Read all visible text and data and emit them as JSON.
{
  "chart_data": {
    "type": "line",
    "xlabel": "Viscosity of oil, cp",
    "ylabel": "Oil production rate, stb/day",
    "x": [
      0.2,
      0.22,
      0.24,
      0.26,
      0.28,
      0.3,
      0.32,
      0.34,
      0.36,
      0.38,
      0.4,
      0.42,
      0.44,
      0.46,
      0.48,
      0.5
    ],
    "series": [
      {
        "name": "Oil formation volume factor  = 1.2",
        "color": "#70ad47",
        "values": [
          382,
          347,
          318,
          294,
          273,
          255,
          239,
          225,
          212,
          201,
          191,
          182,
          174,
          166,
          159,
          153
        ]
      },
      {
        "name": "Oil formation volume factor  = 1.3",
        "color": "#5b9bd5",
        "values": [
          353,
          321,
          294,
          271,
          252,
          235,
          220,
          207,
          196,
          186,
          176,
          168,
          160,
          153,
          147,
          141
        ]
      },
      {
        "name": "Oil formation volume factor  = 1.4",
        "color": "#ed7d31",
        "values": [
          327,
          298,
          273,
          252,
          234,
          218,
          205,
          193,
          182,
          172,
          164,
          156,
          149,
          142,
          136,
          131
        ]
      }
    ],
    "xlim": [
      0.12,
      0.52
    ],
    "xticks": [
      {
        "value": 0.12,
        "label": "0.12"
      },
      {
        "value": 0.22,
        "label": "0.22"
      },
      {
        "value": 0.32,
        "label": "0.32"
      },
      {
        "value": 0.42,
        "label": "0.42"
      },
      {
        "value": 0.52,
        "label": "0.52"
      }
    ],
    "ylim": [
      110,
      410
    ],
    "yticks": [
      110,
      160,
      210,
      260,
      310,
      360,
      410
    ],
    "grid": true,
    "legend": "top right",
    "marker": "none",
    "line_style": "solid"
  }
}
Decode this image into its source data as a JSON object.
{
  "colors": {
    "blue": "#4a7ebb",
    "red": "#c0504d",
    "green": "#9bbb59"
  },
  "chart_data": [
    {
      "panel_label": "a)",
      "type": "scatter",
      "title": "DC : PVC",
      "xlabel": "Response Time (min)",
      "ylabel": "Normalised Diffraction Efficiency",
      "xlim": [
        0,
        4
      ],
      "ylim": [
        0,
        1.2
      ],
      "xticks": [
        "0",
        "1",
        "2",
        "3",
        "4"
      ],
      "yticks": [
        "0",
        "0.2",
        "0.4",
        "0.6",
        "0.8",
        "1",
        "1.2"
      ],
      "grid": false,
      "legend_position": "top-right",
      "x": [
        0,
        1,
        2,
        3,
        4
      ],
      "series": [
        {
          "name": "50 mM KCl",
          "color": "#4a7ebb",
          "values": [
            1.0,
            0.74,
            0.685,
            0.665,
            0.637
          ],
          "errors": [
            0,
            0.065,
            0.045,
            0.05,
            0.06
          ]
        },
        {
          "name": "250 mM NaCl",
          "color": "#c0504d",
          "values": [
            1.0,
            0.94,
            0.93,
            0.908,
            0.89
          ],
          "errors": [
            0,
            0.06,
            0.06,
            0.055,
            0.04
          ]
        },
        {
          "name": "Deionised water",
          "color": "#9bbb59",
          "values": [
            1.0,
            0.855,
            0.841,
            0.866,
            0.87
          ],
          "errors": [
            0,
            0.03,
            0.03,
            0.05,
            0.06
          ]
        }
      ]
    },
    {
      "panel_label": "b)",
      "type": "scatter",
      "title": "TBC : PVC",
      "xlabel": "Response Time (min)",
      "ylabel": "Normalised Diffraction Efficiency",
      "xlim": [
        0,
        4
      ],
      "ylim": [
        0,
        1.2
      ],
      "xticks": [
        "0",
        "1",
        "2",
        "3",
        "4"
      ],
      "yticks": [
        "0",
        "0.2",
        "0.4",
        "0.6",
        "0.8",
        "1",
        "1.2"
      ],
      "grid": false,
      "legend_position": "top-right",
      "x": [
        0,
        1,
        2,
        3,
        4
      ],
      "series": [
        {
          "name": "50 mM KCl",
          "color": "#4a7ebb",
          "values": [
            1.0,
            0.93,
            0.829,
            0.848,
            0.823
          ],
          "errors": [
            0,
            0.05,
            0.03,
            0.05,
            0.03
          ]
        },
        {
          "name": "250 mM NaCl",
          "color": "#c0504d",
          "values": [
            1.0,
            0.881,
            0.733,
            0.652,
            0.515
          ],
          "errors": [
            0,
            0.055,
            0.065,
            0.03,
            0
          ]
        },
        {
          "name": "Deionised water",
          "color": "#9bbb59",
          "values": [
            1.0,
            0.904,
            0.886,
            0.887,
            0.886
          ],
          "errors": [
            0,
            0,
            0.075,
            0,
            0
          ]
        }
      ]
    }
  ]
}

- To do: Output the whole listing above again, word for word.

- Exercise output:
Read all visible text and data and emit them as JSON.
{
  "chart_data": {
    "type": "line",
    "xlabel": "Viscosity of oil, cp",
    "ylabel": "Oil production rate, stb/day",
    "x": [
      0.2,
      0.22,
      0.24,
      0.26,
      0.28,
      0.3,
      0.32,
      0.34,
      0.36,
      0.38,
      0.4,
      0.42,
      0.44,
      0.46,
      0.48,
      0.5
    ],
    "series": [
      {
        "name": "Oil formation volume factor  = 1.2",
        "color": "#70ad47",
        "values": [
          382,
          347,
          318,
          294,
          273,
          255,
          239,
          225,
          212,
          201,
          191,
          182,
          174,
          166,
          159,
          153
        ]
      },
      {
        "name": "Oil formation volume factor  = 1.3",
        "color": "#5b9bd5",
        "values": [
          353,
          321,
          294,
          271,
          252,
          235,
          220,
          207,
          196,
          186,
          176,
          168,
          160,
          153,
          147,
          141
        ]
      },
      {
        "name": "Oil formation volume factor  = 1.4",
        "color": "#ed7d31",
        "values": [
          327,
          298,
          273,
          252,
          234,
          218,
          205,
          193,
          182,
          172,
          164,
          156,
          149,
          142,
          136,
          131
        ]
      }
    ],
    "xlim": [
      0.12,
      0.52
    ],
    "xticks": [
      {
        "value": 0.12,
        "label": "0.12"
      },
      {
        "value": 0.22,
        "label": "0.22"
      },
      {
        "value": 0.32,
        "label": "0.32"
      },
      {
        "value": 0.42,
        "label": "0.42"
      },
      {
        "value": 0.52,
        "label": "0.52"
      }
    ],
    "ylim": [
      110,
      410
    ],
    "yticks": [
      110,
      160,
      210,
      260,
      310,
      360,
      410
    ],
    "grid": true,
    "legend": "top right",
    "marker": "none",
    "line_style": "solid"
  }
}
Decode this image into its source data as a JSON object.
{
  "colors": {
    "blue": "#4a7ebb",
    "red": "#c0504d",
    "green": "#9bbb59"
  },
  "chart_data": [
    {
      "panel_label": "a)",
      "type": "scatter",
      "title": "DC : PVC",
      "xlabel": "Response Time (min)",
      "ylabel": "Normalised Diffraction Efficiency",
      "xlim": [
        0,
        4
      ],
      "ylim": [
        0,
        1.2
      ],
      "xticks": [
        "0",
        "1",
        "2",
        "3",
        "4"
      ],
      "yticks": [
        "0",
        "0.2",
        "0.4",
        "0.6",
        "0.8",
        "1",
        "1.2"
      ],
      "grid": false,
      "legend_position": "top-right",
      "x": [
        0,
        1,
        2,
        3,
        4
      ],
      "series": [
        {
          "name": "50 mM KCl",
          "color": "#4a7ebb",
          "values": [
            1.0,
            0.74,
            0.685,
            0.665,
            0.637
          ],
          "errors": [
            0,
            0.065,
            0.045,
            0.05,
            0.06
          ]
        },
        {
          "name": "250 mM NaCl",
          "color": "#c0504d",
          "values": [
            1.0,
            0.94,
            0.93,
            0.908,
            0.89
          ],
          "errors": [
            0,
            0.06,
            0.06,
            0.055,
            0.04
          ]
        },
        {
          "name": "Deionised water",
          "color": "#9bbb59",
          "values": [
            1.0,
            0.855,
            0.841,
            0.866,
            0.87
          ],
          "errors": [
            0,
            0.03,
            0.03,
            0.05,
            0.06
          ]
        }
      ]
    },
    {
      "panel_label": "b)",
      "type": "scatter",
      "title": "TBC : PVC",
      "xlabel": "Response Time (min)",
      "ylabel": "Normalised Diffraction Efficiency",
      "xlim": [
        0,
        4
      ],
      "ylim": [
        0,
        1.2
      ],
      "xticks": [
        "0",
        "1",
        "2",
        "3",
        "4"
      ],
      "yticks": [
        "0",
        "0.2",
        "0.4",
        "0.6",
        "0.8",
        "1",
        "1.2"
      ],
      "grid": false,
      "legend_position": "top-right",
      "x": [
        0,
        1,
        2,
        3,
        4
      ],
      "series": [
        {
          "name": "50 mM KCl",
          "color": "#4a7ebb",
          "values": [
            1.0,
            0.93,
            0.829,
            0.848,
            0.823
          ],
          "errors": [
            0,
            0.05,
            0.03,
            0.05,
            0.03
          ]
        },
        {
          "name": "250 mM NaCl",
          "color": "#c0504d",
          "values": [
            1.0,
            0.881,
            0.733,
            0.652,
            0.515
          ],
          "errors": [
            0,
            0.055,
            0.065,
            0.03,
            0
          ]
        },
        {
          "name": "Deionised water",
          "color": "#9bbb59",
          "values": [
            1.0,
            0.904,
            0.886,
            0.887,
            0.886
          ],
          "errors": [
            0,
            0,
            0.075,
            0,
            0
          ]
        }
      ]
    }
  ]
}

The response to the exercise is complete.